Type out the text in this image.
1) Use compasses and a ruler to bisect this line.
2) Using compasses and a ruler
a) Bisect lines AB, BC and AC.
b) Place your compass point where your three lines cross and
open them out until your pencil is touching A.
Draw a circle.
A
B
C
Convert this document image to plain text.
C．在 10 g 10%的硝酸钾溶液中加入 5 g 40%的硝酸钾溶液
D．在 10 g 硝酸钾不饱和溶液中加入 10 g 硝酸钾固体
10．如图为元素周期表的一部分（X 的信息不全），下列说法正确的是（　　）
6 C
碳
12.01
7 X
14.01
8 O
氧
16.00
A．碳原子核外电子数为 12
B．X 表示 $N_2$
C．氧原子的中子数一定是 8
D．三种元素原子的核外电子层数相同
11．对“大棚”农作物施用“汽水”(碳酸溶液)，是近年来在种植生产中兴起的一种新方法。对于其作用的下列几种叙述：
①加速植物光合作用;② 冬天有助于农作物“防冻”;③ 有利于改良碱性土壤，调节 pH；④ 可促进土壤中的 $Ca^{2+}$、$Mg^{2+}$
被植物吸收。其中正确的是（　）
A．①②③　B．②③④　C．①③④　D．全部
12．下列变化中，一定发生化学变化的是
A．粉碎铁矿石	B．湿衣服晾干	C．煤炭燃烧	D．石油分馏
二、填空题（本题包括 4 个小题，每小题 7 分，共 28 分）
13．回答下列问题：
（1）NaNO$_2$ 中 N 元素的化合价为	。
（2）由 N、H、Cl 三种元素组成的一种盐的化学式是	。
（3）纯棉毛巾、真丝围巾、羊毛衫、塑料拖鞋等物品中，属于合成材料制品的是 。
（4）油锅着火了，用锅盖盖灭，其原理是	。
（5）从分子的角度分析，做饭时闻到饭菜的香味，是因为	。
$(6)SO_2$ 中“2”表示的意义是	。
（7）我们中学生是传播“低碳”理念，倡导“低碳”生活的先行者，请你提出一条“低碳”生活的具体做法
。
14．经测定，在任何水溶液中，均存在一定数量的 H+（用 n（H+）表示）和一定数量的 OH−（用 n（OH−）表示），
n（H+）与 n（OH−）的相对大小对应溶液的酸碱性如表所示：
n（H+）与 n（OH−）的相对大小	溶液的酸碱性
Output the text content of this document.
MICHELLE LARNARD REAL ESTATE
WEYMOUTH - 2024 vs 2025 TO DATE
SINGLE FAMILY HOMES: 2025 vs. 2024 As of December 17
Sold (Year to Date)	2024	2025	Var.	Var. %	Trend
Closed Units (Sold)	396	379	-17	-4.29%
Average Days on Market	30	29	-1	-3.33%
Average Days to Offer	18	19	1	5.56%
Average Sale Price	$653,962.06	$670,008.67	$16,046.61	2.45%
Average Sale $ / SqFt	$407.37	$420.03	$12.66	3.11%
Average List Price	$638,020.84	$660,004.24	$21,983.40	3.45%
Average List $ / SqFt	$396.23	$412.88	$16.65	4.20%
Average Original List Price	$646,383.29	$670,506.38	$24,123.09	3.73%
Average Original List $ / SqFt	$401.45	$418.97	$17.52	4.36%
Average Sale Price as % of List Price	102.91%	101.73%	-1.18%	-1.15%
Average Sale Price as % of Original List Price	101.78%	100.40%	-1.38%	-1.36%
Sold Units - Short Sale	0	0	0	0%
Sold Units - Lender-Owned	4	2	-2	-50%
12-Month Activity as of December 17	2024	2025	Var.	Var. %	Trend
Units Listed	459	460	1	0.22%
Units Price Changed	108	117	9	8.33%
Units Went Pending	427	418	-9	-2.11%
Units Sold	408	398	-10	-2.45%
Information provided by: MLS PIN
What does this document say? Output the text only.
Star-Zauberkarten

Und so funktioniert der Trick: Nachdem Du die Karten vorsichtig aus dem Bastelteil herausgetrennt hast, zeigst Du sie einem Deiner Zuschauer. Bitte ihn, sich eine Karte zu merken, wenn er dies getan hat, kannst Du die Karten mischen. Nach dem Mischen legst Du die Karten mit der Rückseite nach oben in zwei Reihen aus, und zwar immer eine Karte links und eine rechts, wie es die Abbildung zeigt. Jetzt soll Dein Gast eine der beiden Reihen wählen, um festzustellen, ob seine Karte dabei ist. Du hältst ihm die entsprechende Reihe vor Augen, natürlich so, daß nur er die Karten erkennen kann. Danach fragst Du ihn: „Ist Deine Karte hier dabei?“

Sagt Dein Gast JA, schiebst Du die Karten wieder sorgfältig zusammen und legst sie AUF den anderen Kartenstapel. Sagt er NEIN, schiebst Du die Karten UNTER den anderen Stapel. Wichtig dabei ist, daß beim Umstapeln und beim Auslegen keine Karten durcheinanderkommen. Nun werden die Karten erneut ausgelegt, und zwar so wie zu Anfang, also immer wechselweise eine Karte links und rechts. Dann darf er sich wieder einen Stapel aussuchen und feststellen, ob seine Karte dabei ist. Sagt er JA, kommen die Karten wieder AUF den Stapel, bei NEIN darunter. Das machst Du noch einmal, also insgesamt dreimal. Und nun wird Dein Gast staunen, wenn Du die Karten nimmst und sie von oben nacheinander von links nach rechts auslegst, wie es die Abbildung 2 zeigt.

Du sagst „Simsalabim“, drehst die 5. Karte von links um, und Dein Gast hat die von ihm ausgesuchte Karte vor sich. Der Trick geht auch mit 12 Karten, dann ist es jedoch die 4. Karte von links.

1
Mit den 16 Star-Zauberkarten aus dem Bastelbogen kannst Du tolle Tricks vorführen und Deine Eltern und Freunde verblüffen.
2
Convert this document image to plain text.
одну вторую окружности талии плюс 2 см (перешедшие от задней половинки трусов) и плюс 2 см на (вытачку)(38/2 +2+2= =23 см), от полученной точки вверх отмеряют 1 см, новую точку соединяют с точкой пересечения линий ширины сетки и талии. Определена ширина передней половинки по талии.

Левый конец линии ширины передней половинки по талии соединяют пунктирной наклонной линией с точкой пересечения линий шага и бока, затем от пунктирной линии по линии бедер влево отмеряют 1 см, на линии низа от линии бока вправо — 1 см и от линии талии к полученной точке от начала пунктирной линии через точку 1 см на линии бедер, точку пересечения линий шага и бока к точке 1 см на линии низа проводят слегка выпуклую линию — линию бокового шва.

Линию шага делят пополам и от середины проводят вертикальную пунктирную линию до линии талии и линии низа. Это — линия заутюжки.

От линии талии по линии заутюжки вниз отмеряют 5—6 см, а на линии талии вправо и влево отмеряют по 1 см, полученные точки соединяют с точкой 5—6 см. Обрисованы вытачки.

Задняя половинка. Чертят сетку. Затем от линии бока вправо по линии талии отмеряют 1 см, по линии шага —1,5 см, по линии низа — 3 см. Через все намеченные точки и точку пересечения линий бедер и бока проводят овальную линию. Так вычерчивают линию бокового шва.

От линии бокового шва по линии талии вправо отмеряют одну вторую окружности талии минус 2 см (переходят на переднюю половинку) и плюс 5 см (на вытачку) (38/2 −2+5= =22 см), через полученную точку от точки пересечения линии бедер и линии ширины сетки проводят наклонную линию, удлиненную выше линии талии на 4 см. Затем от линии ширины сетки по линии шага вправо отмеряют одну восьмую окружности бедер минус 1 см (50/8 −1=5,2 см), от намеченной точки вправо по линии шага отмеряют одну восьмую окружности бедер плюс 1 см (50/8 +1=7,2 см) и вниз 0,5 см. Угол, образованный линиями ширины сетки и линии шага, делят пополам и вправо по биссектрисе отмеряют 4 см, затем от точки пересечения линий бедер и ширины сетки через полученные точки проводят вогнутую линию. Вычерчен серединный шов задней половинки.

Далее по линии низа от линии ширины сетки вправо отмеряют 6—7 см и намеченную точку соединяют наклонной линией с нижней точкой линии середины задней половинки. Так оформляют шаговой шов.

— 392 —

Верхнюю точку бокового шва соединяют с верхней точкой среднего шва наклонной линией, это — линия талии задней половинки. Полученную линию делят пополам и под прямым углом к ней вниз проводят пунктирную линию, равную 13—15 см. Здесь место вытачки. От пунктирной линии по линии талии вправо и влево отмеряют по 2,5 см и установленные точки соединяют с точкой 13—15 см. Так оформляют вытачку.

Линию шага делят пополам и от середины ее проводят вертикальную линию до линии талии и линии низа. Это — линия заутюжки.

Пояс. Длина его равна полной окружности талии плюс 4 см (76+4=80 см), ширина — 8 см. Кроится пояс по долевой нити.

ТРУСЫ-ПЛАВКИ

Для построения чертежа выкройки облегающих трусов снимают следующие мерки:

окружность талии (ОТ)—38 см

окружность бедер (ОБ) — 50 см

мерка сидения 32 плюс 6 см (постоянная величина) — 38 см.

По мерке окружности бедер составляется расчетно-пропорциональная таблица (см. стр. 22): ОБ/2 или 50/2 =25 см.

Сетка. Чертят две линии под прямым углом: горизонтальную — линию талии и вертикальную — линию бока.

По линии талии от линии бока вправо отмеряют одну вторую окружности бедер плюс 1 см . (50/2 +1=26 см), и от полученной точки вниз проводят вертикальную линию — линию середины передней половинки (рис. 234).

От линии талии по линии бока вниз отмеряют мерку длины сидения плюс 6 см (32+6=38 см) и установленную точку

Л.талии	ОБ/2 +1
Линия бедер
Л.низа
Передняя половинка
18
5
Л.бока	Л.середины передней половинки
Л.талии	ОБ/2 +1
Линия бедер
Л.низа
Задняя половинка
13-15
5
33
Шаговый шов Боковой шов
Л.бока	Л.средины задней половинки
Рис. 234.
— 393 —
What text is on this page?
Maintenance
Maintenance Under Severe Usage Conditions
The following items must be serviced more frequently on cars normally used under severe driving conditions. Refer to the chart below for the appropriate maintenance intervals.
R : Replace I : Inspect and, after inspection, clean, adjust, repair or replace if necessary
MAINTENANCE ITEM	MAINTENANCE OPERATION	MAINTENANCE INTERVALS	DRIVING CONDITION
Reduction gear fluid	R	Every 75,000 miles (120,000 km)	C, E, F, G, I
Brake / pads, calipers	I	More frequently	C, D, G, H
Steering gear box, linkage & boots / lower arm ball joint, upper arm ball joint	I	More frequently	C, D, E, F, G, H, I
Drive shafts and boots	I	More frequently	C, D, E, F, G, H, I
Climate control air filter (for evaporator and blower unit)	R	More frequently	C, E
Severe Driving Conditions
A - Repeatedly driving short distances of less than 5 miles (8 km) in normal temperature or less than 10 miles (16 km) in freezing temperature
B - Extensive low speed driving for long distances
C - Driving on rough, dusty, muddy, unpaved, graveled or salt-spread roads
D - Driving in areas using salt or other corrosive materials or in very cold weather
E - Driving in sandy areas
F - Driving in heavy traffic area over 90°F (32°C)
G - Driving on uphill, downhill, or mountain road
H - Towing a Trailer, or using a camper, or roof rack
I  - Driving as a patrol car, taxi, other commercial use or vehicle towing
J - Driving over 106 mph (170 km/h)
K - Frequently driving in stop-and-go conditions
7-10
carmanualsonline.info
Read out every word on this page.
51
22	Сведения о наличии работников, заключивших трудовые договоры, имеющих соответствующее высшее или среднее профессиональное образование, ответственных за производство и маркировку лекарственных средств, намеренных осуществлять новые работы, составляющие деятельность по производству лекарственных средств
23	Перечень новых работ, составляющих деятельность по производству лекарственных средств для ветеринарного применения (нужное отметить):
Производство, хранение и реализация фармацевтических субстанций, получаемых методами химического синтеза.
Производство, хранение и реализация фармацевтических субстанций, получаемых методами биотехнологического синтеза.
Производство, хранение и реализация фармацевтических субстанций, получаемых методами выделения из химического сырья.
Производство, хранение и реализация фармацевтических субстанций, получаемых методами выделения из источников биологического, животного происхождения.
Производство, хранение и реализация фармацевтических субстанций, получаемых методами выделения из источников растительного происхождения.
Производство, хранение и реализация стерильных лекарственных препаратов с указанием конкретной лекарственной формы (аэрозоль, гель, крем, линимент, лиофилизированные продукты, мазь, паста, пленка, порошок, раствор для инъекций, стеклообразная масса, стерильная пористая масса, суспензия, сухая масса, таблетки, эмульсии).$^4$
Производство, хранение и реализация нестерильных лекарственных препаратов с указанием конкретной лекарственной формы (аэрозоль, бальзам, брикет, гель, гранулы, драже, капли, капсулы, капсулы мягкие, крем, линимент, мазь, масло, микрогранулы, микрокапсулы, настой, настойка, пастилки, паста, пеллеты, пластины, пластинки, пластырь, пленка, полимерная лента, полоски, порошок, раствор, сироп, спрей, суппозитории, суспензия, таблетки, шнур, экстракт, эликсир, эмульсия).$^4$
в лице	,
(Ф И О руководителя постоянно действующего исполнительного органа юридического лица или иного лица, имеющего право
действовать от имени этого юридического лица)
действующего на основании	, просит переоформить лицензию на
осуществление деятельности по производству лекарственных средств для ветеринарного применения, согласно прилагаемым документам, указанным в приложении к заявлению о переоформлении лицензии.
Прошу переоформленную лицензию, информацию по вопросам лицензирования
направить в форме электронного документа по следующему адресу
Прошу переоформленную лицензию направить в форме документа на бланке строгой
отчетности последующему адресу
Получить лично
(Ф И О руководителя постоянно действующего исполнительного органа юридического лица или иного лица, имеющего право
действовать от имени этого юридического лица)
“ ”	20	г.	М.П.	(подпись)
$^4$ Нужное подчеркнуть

■ **Given problem**
Within the listing above, find every line containing the string "происхождения" and return it.

■ **Correct result**
Производство, хранение и реализация фармацевтических субстанций, получаемых методами выделения из источников биологического, животного происхождения.
Производство, хранение и реализация фармацевтических субстанций, получаемых методами выделения из источников растительного происхождения.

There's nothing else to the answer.